### Exercise objective
Locate each line containing the string "Energías" and copy it out.

Extracted records:
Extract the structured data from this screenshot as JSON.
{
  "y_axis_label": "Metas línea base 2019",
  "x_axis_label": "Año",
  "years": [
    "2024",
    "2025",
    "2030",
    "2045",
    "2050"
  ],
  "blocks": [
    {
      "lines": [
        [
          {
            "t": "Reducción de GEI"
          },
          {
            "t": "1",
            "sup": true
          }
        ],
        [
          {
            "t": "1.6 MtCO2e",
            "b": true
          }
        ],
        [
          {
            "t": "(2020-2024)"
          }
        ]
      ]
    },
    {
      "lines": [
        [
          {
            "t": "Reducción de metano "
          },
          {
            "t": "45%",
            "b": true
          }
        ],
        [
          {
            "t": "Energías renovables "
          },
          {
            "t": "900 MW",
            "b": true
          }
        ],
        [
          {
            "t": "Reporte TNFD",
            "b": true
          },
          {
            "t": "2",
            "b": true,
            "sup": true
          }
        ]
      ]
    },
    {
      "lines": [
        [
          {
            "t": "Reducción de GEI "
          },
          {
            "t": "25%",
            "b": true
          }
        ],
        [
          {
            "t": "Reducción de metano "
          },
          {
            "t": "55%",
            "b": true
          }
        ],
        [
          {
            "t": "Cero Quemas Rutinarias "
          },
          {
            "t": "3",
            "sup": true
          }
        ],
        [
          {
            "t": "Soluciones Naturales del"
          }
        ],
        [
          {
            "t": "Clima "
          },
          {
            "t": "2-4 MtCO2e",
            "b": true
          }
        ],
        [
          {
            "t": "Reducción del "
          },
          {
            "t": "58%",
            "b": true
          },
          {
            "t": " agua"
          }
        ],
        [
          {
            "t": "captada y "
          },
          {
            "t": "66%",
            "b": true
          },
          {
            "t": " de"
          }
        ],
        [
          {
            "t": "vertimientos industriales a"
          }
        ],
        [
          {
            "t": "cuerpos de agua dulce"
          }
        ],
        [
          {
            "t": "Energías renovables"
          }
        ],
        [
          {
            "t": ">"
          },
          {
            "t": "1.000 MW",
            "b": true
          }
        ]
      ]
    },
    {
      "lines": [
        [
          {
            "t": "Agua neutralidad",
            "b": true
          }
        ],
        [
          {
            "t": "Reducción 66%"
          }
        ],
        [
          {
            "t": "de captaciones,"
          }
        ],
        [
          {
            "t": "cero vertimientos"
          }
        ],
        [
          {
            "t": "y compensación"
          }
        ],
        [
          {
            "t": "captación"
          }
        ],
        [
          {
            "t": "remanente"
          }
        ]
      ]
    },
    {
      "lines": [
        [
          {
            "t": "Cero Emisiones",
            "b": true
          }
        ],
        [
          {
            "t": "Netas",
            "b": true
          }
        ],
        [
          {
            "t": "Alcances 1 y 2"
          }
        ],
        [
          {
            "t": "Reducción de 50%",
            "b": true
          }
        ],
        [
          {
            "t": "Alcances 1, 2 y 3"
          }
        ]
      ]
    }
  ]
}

### Reply to the exercise
            "t": "Energías renovables "
            "t": "Energías renovables"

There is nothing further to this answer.